→ **Given problem**:
Copy nothing but the text: repeat each entry exactly and drop the images.

→ **Supplied data**:
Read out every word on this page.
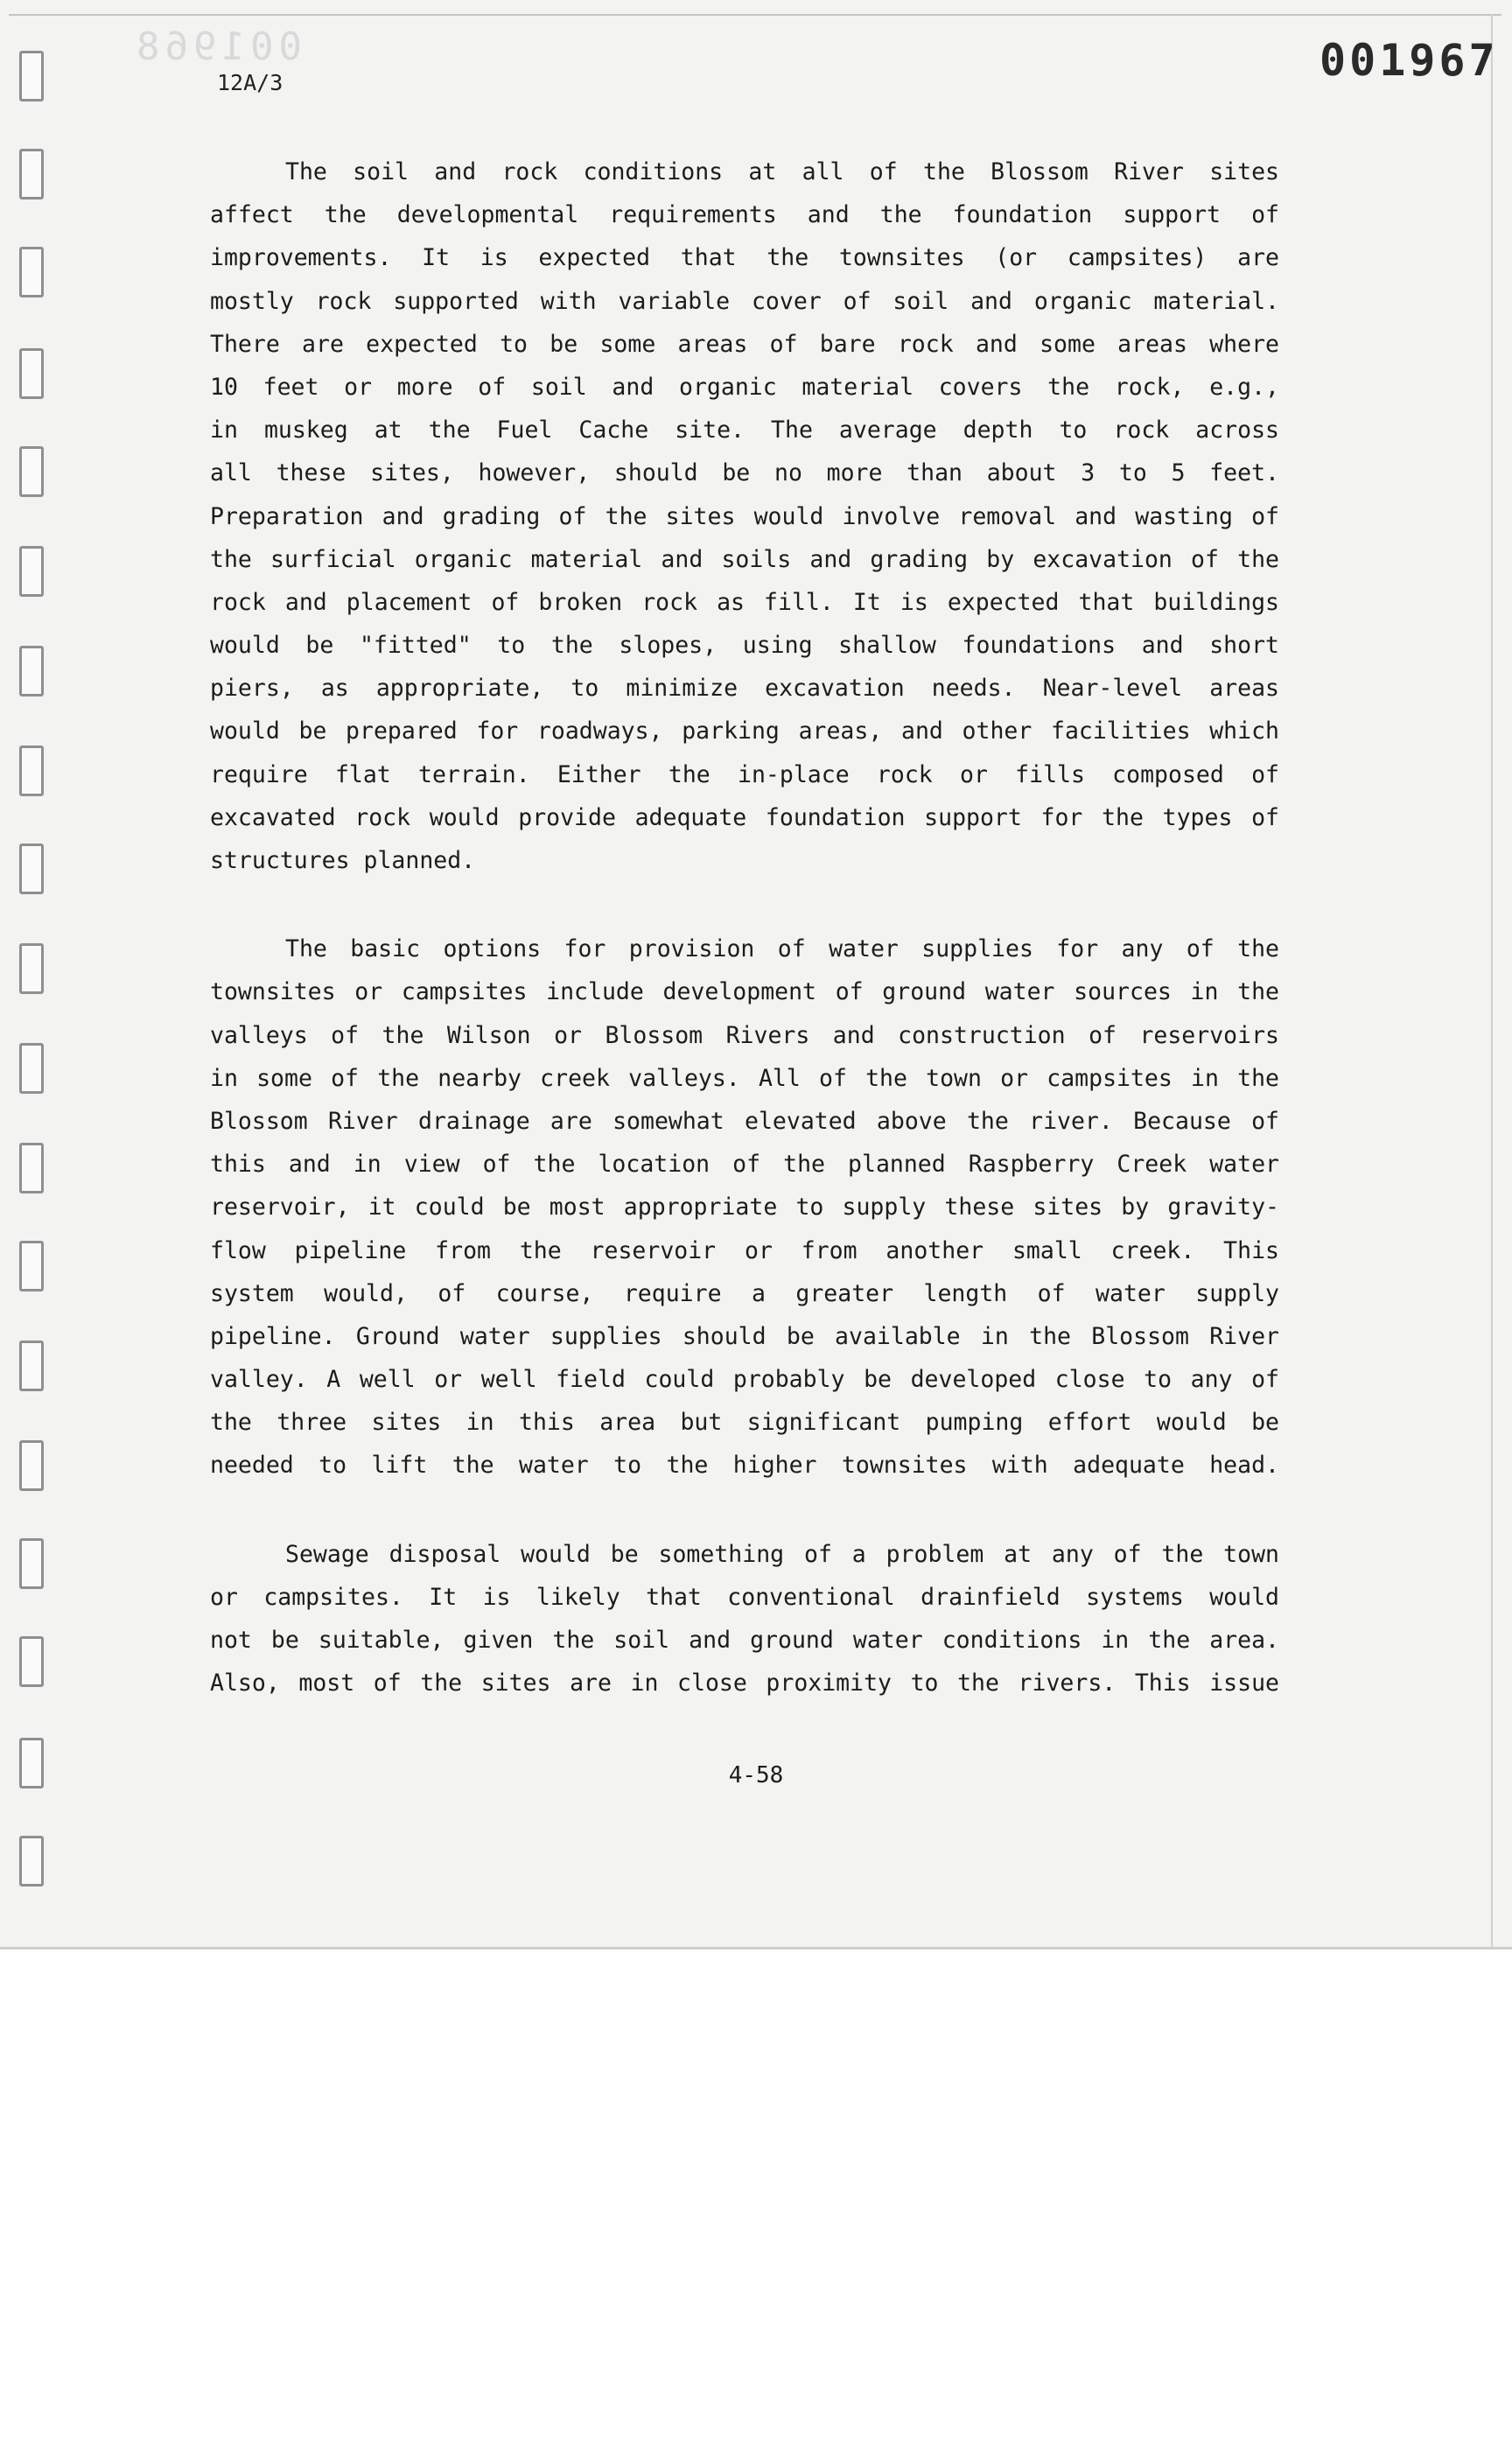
001968
12A/3	001967
The soil and rock conditions at all of the Blossom River sites
affect the developmental requirements and the foundation support of
improvements. It is expected that the townsites (or campsites) are
mostly rock supported with variable cover of soil and organic material.
There are expected to be some areas of bare rock and some areas where
10 feet or more of soil and organic material covers the rock, e.g.,
in muskeg at the Fuel Cache site. The average depth to rock across
all these sites, however, should be no more than about 3 to 5 feet.
Preparation and grading of the sites would involve removal and wasting of
the surficial organic material and soils and grading by excavation of the
rock and placement of broken rock as fill. It is expected that buildings
would be "fitted" to the slopes, using shallow foundations and short
piers, as appropriate, to minimize excavation needs. Near-level areas
would be prepared for roadways, parking areas, and other facilities which
require flat terrain. Either the in-place rock or fills composed of
excavated rock would provide adequate foundation support for the types of
structures planned.
The basic options for provision of water supplies for any of the
townsites or campsites include development of ground water sources in the
valleys of the Wilson or Blossom Rivers and construction of reservoirs
in some of the nearby creek valleys. All of the town or campsites in the
Blossom River drainage are somewhat elevated above the river. Because of
this and in view of the location of the planned Raspberry Creek water
reservoir, it could be most appropriate to supply these sites by gravity-
flow pipeline from the reservoir or from another small creek. This
system would, of course, require a greater length of water supply
pipeline. Ground water supplies should be available in the Blossom River
valley. A well or well field could probably be developed close to any of
the three sites in this area but significant pumping effort would be
needed to lift the water to the higher townsites with adequate head.
Sewage disposal would be something of a problem at any of the town
or campsites. It is likely that conventional drainfield systems would
not be suitable, given the soil and ground water conditions in the area.
Also, most of the sites are in close proximity to the rivers. This issue
4-58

→ **Solved exercise**:
Read out every word on this page.
001968
12A/3	001967
The soil and rock conditions at all of the Blossom River sites
affect the developmental requirements and the foundation support of
improvements. It is expected that the townsites (or campsites) are
mostly rock supported with variable cover of soil and organic material.
There are expected to be some areas of bare rock and some areas where
10 feet or more of soil and organic material covers the rock, e.g.,
in muskeg at the Fuel Cache site. The average depth to rock across
all these sites, however, should be no more than about 3 to 5 feet.
Preparation and grading of the sites would involve removal and wasting of
the surficial organic material and soils and grading by excavation of the
rock and placement of broken rock as fill. It is expected that buildings
would be "fitted" to the slopes, using shallow foundations and short
piers, as appropriate, to minimize excavation needs. Near-level areas
would be prepared for roadways, parking areas, and other facilities which
require flat terrain. Either the in-place rock or fills composed of
excavated rock would provide adequate foundation support for the types of
structures planned.
The basic options for provision of water supplies for any of the
townsites or campsites include development of ground water sources in the
valleys of the Wilson or Blossom Rivers and construction of reservoirs
in some of the nearby creek valleys. All of the town or campsites in the
Blossom River drainage are somewhat elevated above the river. Because of
this and in view of the location of the planned Raspberry Creek water
reservoir, it could be most appropriate to supply these sites by gravity-
flow pipeline from the reservoir or from another small creek. This
system would, of course, require a greater length of water supply
pipeline. Ground water supplies should be available in the Blossom River
valley. A well or well field could probably be developed close to any of
the three sites in this area but significant pumping effort would be
needed to lift the water to the higher townsites with adequate head.
Sewage disposal would be something of a problem at any of the town
or campsites. It is likely that conventional drainfield systems would
not be suitable, given the soil and ground water conditions in the area.
Also, most of the sites are in close proximity to the rivers. This issue
4-58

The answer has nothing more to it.